## Directions for this task:
Output all lines exactly, with nothing added or dropped.

## Exercise input:

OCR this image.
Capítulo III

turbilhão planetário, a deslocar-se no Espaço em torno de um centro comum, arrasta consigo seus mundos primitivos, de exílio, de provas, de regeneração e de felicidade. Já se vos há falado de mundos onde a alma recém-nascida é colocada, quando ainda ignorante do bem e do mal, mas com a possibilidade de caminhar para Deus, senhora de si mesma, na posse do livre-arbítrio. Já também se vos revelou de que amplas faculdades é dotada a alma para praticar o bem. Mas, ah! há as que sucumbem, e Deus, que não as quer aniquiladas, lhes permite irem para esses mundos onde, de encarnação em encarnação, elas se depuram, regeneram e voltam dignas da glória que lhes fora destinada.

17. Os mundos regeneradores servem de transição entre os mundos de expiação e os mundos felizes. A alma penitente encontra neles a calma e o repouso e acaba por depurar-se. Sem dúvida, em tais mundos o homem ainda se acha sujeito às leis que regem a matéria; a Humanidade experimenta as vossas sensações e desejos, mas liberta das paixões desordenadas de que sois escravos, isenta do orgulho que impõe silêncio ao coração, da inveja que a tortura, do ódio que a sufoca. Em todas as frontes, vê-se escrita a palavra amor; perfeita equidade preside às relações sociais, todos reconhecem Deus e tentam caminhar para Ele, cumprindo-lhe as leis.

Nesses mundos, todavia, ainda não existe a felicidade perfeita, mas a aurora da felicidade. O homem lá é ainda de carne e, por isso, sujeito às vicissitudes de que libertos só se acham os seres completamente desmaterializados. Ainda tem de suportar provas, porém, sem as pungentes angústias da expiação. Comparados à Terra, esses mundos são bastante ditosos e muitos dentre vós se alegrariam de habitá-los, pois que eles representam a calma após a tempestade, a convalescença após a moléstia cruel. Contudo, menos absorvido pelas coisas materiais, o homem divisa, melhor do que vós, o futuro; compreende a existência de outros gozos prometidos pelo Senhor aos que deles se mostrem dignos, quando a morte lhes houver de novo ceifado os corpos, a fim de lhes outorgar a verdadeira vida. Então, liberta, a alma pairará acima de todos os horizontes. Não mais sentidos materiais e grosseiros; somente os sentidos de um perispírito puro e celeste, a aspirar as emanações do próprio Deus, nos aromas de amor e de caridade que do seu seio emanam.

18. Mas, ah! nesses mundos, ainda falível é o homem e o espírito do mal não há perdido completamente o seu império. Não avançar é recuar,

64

## Answer for the task:
OCR this image.
Capítulo III

turbilhão planetário, a deslocar-se no Espaço em torno de um centro comum, arrasta consigo seus mundos primitivos, de exílio, de provas, de regeneração e de felicidade. Já se vos há falado de mundos onde a alma recém-nascida é colocada, quando ainda ignorante do bem e do mal, mas com a possibilidade de caminhar para Deus, senhora de si mesma, na posse do livre-arbítrio. Já também se vos revelou de que amplas faculdades é dotada a alma para praticar o bem. Mas, ah! há as que sucumbem, e Deus, que não as quer aniquiladas, lhes permite irem para esses mundos onde, de encarnação em encarnação, elas se depuram, regeneram e voltam dignas da glória que lhes fora destinada.

17. Os mundos regeneradores servem de transição entre os mundos de expiação e os mundos felizes. A alma penitente encontra neles a calma e o repouso e acaba por depurar-se. Sem dúvida, em tais mundos o homem ainda se acha sujeito às leis que regem a matéria; a Humanidade experimenta as vossas sensações e desejos, mas liberta das paixões desordenadas de que sois escravos, isenta do orgulho que impõe silêncio ao coração, da inveja que a tortura, do ódio que a sufoca. Em todas as frontes, vê-se escrita a palavra amor; perfeita equidade preside às relações sociais, todos reconhecem Deus e tentam caminhar para Ele, cumprindo-lhe as leis.

Nesses mundos, todavia, ainda não existe a felicidade perfeita, mas a aurora da felicidade. O homem lá é ainda de carne e, por isso, sujeito às vicissitudes de que libertos só se acham os seres completamente desmaterializados. Ainda tem de suportar provas, porém, sem as pungentes angústias da expiação. Comparados à Terra, esses mundos são bastante ditosos e muitos dentre vós se alegrariam de habitá-los, pois que eles representam a calma após a tempestade, a convalescença após a moléstia cruel. Contudo, menos absorvido pelas coisas materiais, o homem divisa, melhor do que vós, o futuro; compreende a existência de outros gozos prometidos pelo Senhor aos que deles se mostrem dignos, quando a morte lhes houver de novo ceifado os corpos, a fim de lhes outorgar a verdadeira vida. Então, liberta, a alma pairará acima de todos os horizontes. Não mais sentidos materiais e grosseiros; somente os sentidos de um perispírito puro e celeste, a aspirar as emanações do próprio Deus, nos aromas de amor e de caridade que do seu seio emanam.

18. Mas, ah! nesses mundos, ainda falível é o homem e o espírito do mal não há perdido completamente o seu império. Não avançar é recuar,

64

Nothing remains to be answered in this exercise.